* Problem *
Report the count of lines holding "Save" in the records, with no other words.

* Given records *
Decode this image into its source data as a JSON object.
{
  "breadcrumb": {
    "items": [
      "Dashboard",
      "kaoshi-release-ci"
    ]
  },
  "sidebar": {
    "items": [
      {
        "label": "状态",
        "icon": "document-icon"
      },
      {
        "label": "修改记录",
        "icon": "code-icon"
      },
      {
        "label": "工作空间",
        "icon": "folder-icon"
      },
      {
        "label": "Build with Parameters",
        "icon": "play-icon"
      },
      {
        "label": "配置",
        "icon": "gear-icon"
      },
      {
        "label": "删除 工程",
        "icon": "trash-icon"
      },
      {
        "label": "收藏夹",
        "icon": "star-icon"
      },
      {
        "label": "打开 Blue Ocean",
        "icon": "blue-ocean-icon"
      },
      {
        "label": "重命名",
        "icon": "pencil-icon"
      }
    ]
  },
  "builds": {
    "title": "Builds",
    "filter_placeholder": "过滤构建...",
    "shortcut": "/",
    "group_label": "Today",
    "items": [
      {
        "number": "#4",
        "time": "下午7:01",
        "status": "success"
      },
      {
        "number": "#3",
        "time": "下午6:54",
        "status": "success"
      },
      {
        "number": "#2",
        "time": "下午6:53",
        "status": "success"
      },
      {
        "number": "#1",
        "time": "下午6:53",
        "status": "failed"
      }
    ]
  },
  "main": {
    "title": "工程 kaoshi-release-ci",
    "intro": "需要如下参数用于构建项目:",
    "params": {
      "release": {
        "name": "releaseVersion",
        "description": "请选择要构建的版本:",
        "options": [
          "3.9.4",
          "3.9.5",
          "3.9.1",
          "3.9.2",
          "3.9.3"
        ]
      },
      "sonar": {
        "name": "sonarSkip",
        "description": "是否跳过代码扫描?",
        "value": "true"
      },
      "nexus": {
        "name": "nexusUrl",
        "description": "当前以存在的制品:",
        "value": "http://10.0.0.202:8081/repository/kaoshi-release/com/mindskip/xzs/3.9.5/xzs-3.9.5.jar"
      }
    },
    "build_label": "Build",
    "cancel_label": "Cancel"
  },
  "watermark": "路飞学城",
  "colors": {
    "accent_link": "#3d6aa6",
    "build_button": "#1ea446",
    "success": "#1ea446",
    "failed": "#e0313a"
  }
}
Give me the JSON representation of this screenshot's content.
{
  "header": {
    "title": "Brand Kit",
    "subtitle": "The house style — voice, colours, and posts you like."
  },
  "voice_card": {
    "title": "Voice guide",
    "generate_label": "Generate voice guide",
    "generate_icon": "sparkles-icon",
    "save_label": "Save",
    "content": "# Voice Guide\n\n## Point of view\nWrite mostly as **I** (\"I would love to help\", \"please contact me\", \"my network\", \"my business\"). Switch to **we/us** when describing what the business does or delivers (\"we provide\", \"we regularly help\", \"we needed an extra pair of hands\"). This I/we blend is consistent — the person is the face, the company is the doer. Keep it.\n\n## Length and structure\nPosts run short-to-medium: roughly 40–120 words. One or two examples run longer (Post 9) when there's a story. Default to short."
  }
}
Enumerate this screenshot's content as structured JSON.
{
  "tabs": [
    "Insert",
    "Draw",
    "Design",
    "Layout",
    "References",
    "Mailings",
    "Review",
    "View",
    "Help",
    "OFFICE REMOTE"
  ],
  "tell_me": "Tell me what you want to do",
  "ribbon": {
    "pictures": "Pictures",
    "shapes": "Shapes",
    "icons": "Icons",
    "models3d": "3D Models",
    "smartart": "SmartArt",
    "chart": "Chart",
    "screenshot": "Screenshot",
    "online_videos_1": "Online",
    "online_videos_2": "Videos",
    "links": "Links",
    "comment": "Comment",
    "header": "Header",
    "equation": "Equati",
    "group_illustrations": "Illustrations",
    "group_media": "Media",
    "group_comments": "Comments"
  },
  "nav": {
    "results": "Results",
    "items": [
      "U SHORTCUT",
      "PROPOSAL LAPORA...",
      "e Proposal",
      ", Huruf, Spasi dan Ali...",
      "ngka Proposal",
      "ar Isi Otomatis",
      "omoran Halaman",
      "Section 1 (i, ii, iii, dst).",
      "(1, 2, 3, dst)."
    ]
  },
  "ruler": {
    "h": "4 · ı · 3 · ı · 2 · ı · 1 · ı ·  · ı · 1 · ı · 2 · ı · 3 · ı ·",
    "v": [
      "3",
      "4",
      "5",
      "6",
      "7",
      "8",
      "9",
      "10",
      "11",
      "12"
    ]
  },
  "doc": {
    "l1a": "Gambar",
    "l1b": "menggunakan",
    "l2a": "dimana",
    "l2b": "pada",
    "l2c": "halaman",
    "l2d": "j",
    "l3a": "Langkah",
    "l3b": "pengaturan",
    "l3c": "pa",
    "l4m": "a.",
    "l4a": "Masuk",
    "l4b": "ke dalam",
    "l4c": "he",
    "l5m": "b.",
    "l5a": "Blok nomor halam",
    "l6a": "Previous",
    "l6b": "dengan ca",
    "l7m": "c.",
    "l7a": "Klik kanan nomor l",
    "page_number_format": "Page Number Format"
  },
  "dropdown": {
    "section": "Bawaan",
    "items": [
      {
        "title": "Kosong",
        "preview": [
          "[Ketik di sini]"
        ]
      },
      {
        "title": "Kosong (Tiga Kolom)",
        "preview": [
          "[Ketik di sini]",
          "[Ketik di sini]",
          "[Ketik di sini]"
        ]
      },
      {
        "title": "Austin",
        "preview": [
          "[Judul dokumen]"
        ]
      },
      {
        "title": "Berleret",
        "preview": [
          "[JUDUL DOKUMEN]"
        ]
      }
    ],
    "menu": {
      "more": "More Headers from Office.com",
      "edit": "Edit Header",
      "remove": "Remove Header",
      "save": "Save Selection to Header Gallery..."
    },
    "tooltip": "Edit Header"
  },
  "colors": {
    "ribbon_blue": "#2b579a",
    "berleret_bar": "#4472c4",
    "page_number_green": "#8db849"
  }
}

* Solution to this problem *
2